Task objective >> State how many lines in these records contain the word "龙胜召开县委理论学习中心组", and nothing else.

──────── Record set ────────

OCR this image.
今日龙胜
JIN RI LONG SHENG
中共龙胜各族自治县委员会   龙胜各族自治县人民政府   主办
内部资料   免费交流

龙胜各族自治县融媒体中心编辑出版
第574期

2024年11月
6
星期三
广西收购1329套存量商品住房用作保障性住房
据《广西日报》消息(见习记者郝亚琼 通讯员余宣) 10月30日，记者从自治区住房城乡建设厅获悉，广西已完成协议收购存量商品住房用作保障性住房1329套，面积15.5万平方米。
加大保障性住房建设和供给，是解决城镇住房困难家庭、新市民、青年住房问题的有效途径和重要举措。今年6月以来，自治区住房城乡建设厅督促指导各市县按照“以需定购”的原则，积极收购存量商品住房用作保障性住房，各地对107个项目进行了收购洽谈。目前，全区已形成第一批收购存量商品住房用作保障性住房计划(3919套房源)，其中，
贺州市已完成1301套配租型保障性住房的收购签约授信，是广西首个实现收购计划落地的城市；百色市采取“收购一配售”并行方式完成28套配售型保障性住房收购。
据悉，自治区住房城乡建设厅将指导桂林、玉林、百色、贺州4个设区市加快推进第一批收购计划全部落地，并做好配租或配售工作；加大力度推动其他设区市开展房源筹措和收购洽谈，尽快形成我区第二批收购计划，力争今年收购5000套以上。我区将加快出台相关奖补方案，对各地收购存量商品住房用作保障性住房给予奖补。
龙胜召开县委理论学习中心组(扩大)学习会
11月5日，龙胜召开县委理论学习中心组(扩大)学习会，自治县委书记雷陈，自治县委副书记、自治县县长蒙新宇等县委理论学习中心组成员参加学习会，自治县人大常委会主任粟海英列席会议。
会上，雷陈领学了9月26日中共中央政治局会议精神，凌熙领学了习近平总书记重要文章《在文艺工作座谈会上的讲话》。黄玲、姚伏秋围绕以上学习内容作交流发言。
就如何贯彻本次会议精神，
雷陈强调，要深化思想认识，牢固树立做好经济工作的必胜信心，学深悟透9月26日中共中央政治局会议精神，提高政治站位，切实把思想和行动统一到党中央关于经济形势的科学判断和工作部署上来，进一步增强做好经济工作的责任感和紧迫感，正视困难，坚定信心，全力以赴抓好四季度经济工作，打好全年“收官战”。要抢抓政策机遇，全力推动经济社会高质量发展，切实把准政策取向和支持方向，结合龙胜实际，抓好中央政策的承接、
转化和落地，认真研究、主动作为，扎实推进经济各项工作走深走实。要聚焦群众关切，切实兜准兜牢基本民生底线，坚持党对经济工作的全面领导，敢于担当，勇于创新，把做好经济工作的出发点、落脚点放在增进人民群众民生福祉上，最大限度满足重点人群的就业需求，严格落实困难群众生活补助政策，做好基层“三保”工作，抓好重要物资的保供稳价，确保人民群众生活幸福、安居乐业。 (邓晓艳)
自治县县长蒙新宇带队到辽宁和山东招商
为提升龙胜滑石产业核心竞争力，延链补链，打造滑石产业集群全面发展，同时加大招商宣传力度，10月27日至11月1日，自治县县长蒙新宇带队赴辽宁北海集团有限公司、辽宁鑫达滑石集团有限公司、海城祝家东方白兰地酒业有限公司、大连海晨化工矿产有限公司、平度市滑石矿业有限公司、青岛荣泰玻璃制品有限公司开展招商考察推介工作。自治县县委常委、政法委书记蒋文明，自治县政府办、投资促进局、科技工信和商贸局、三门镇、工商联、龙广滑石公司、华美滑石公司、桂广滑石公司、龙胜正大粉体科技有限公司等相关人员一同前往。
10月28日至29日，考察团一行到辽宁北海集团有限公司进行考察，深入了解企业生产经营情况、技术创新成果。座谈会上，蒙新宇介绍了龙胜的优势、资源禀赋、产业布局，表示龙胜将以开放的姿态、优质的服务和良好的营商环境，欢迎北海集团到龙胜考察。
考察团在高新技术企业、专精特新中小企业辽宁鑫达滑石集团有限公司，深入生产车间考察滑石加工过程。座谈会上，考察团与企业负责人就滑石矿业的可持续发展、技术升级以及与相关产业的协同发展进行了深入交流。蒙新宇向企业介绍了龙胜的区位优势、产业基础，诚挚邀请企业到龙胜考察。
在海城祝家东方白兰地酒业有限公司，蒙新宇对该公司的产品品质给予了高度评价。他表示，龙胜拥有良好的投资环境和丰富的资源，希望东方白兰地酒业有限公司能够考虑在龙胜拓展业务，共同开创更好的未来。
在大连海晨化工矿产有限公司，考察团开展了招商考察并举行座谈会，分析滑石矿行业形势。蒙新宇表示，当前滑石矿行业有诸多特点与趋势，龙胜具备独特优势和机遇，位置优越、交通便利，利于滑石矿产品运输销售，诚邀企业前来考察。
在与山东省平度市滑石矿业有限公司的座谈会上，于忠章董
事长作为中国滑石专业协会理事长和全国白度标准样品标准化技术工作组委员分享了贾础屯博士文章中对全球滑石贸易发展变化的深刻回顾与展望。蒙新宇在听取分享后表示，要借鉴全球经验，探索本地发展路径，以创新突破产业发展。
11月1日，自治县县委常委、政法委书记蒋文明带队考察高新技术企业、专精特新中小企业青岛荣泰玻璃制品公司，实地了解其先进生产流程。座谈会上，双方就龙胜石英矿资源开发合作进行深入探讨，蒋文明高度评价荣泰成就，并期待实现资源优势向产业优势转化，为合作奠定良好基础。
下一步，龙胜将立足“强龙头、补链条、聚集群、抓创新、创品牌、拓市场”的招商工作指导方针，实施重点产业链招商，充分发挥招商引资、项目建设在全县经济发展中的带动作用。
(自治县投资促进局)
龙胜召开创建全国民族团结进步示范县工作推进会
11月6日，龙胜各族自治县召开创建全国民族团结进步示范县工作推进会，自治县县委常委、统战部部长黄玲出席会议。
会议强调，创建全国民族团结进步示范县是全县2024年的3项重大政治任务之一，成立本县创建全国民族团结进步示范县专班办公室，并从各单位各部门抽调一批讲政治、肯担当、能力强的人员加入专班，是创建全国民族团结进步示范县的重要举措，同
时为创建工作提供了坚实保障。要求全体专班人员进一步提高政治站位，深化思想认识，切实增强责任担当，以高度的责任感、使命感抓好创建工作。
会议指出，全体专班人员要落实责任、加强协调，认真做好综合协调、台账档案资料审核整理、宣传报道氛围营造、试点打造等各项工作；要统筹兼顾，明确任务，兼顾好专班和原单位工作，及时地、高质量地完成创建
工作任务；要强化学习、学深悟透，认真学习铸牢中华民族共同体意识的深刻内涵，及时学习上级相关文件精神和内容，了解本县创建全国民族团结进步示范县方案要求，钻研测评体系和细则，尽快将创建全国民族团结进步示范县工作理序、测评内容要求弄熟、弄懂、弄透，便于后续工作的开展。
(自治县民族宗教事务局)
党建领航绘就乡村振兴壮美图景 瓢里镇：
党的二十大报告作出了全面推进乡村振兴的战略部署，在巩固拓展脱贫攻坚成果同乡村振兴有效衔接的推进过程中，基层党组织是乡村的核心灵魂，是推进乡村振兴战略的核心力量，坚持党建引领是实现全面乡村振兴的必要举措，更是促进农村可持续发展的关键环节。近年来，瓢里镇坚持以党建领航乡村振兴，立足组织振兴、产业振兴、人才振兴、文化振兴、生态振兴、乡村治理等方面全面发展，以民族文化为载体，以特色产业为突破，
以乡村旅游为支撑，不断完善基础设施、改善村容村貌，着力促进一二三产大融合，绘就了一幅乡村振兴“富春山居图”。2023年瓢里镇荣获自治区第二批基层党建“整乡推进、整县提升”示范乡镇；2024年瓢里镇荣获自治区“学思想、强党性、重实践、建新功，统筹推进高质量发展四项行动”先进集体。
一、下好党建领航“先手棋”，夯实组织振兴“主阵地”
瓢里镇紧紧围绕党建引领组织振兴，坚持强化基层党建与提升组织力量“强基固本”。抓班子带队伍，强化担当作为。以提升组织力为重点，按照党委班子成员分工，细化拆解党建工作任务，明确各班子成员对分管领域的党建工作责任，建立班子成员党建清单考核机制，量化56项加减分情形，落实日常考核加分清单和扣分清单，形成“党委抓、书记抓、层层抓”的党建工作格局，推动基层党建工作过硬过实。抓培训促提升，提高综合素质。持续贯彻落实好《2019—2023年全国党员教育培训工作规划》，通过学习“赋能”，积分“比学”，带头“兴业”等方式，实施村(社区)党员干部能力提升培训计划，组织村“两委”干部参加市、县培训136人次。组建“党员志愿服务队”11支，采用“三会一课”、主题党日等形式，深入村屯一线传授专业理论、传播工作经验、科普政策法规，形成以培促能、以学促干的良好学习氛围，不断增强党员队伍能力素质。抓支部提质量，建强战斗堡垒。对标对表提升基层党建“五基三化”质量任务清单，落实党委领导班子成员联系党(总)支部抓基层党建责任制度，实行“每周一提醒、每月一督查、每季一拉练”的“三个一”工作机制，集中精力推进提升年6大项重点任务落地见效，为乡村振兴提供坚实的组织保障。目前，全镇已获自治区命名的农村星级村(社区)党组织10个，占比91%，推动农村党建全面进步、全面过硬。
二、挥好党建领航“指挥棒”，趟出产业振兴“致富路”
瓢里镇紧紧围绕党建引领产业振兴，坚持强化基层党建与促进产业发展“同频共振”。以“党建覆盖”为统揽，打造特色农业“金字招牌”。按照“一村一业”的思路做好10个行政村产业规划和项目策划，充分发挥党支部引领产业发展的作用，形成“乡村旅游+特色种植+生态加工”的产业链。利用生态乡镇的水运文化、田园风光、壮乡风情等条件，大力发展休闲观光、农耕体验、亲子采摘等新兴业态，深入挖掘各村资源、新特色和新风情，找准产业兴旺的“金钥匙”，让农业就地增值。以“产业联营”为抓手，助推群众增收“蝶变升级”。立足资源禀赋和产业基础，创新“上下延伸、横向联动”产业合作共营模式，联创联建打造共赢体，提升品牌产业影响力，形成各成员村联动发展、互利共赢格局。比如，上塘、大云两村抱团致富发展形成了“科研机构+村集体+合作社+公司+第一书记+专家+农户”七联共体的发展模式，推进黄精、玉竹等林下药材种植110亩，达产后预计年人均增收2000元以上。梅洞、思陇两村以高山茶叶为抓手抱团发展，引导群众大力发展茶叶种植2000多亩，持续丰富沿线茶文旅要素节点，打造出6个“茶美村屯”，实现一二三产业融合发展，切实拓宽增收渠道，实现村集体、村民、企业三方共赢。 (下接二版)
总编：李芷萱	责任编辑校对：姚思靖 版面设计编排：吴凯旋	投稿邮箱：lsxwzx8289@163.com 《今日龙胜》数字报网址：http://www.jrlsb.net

────────

Solution to the problem >> 2